What needs to be done -
Restate the full set of records exactly, word for word.

Entries -

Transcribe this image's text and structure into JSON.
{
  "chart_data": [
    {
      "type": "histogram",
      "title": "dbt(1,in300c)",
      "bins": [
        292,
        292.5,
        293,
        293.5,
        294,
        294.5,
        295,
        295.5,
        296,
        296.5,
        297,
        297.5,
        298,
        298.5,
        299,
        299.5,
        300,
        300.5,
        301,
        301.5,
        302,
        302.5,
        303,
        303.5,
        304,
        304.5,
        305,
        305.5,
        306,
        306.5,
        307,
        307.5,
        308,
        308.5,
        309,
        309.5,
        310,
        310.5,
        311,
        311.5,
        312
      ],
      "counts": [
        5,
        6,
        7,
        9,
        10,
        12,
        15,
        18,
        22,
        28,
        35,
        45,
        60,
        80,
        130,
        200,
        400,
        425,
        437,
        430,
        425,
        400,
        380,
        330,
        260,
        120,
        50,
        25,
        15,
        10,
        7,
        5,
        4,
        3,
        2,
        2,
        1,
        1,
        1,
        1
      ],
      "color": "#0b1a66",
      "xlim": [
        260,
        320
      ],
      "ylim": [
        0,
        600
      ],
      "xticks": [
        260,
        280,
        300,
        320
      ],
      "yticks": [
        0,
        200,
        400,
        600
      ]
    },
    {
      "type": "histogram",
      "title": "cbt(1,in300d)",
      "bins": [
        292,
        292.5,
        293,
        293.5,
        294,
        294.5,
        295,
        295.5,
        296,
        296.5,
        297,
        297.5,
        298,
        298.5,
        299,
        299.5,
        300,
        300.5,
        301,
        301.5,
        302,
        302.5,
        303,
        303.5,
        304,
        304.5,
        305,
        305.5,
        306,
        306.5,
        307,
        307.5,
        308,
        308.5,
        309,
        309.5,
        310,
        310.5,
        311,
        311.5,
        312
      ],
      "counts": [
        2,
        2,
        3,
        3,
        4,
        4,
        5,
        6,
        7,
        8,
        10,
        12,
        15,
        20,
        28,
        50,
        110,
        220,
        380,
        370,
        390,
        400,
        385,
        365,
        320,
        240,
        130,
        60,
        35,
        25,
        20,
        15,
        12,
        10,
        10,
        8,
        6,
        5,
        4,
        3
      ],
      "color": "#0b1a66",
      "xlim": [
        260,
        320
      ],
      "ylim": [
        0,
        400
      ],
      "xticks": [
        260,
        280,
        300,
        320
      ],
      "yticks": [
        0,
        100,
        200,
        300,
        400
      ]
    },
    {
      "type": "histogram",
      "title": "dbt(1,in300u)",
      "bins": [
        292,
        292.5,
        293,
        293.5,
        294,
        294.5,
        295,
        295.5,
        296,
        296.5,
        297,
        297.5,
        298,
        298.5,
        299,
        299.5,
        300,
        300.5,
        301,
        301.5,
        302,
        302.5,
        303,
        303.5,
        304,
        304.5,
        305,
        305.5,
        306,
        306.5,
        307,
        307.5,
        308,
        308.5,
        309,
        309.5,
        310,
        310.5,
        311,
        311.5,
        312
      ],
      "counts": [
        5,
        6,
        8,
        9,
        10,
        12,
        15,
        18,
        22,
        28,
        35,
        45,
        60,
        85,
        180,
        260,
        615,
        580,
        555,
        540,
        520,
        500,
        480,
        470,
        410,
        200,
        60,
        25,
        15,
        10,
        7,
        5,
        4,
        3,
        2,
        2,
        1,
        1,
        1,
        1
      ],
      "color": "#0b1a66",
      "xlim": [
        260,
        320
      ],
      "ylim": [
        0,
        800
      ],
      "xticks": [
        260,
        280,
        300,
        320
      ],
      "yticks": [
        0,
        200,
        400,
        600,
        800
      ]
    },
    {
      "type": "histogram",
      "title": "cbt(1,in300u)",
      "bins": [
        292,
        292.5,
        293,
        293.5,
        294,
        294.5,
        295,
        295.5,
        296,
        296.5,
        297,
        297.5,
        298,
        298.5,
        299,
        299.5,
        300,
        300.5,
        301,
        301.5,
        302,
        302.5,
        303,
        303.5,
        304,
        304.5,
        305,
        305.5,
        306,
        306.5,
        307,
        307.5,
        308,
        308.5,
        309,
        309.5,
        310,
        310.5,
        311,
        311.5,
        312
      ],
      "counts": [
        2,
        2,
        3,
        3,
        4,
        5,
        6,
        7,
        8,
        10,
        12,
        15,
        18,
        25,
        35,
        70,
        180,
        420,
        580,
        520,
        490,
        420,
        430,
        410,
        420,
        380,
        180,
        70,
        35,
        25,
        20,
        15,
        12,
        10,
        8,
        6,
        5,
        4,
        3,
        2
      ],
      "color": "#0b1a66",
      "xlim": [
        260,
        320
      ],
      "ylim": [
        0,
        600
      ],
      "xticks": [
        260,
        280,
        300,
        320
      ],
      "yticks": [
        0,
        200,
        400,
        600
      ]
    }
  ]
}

Written solution -
Transcribe this image's text and structure into JSON.
{
  "chart_data": [
    {
      "type": "histogram",
      "title": "dbt(1,in300c)",
      "bins": [
        292,
        292.5,
        293,
        293.5,
        294,
        294.5,
        295,
        295.5,
        296,
        296.5,
        297,
        297.5,
        298,
        298.5,
        299,
        299.5,
        300,
        300.5,
        301,
        301.5,
        302,
        302.5,
        303,
        303.5,
        304,
        304.5,
        305,
        305.5,
        306,
        306.5,
        307,
        307.5,
        308,
        308.5,
        309,
        309.5,
        310,
        310.5,
        311,
        311.5,
        312
      ],
      "counts": [
        5,
        6,
        7,
        9,
        10,
        12,
        15,
        18,
        22,
        28,
        35,
        45,
        60,
        80,
        130,
        200,
        400,
        425,
        437,
        430,
        425,
        400,
        380,
        330,
        260,
        120,
        50,
        25,
        15,
        10,
        7,
        5,
        4,
        3,
        2,
        2,
        1,
        1,
        1,
        1
      ],
      "color": "#0b1a66",
      "xlim": [
        260,
        320
      ],
      "ylim": [
        0,
        600
      ],
      "xticks": [
        260,
        280,
        300,
        320
      ],
      "yticks": [
        0,
        200,
        400,
        600
      ]
    },
    {
      "type": "histogram",
      "title": "cbt(1,in300d)",
      "bins": [
        292,
        292.5,
        293,
        293.5,
        294,
        294.5,
        295,
        295.5,
        296,
        296.5,
        297,
        297.5,
        298,
        298.5,
        299,
        299.5,
        300,
        300.5,
        301,
        301.5,
        302,
        302.5,
        303,
        303.5,
        304,
        304.5,
        305,
        305.5,
        306,
        306.5,
        307,
        307.5,
        308,
        308.5,
        309,
        309.5,
        310,
        310.5,
        311,
        311.5,
        312
      ],
      "counts": [
        2,
        2,
        3,
        3,
        4,
        4,
        5,
        6,
        7,
        8,
        10,
        12,
        15,
        20,
        28,
        50,
        110,
        220,
        380,
        370,
        390,
        400,
        385,
        365,
        320,
        240,
        130,
        60,
        35,
        25,
        20,
        15,
        12,
        10,
        10,
        8,
        6,
        5,
        4,
        3
      ],
      "color": "#0b1a66",
      "xlim": [
        260,
        320
      ],
      "ylim": [
        0,
        400
      ],
      "xticks": [
        260,
        280,
        300,
        320
      ],
      "yticks": [
        0,
        100,
        200,
        300,
        400
      ]
    },
    {
      "type": "histogram",
      "title": "dbt(1,in300u)",
      "bins": [
        292,
        292.5,
        293,
        293.5,
        294,
        294.5,
        295,
        295.5,
        296,
        296.5,
        297,
        297.5,
        298,
        298.5,
        299,
        299.5,
        300,
        300.5,
        301,
        301.5,
        302,
        302.5,
        303,
        303.5,
        304,
        304.5,
        305,
        305.5,
        306,
        306.5,
        307,
        307.5,
        308,
        308.5,
        309,
        309.5,
        310,
        310.5,
        311,
        311.5,
        312
      ],
      "counts": [
        5,
        6,
        8,
        9,
        10,
        12,
        15,
        18,
        22,
        28,
        35,
        45,
        60,
        85,
        180,
        260,
        615,
        580,
        555,
        540,
        520,
        500,
        480,
        470,
        410,
        200,
        60,
        25,
        15,
        10,
        7,
        5,
        4,
        3,
        2,
        2,
        1,
        1,
        1,
        1
      ],
      "color": "#0b1a66",
      "xlim": [
        260,
        320
      ],
      "ylim": [
        0,
        800
      ],
      "xticks": [
        260,
        280,
        300,
        320
      ],
      "yticks": [
        0,
        200,
        400,
        600,
        800
      ]
    },
    {
      "type": "histogram",
      "title": "cbt(1,in300u)",
      "bins": [
        292,
        292.5,
        293,
        293.5,
        294,
        294.5,
        295,
        295.5,
        296,
        296.5,
        297,
        297.5,
        298,
        298.5,
        299,
        299.5,
        300,
        300.5,
        301,
        301.5,
        302,
        302.5,
        303,
        303.5,
        304,
        304.5,
        305,
        305.5,
        306,
        306.5,
        307,
        307.5,
        308,
        308.5,
        309,
        309.5,
        310,
        310.5,
        311,
        311.5,
        312
      ],
      "counts": [
        2,
        2,
        3,
        3,
        4,
        5,
        6,
        7,
        8,
        10,
        12,
        15,
        18,
        25,
        35,
        70,
        180,
        420,
        580,
        520,
        490,
        420,
        430,
        410,
        420,
        380,
        180,
        70,
        35,
        25,
        20,
        15,
        12,
        10,
        8,
        6,
        5,
        4,
        3,
        2
      ],
      "color": "#0b1a66",
      "xlim": [
        260,
        320
      ],
      "ylim": [
        0,
        600
      ],
      "xticks": [
        260,
        280,
        300,
        320
      ],
      "yticks": [
        0,
        200,
        400,
        600
      ]
    }
  ]
}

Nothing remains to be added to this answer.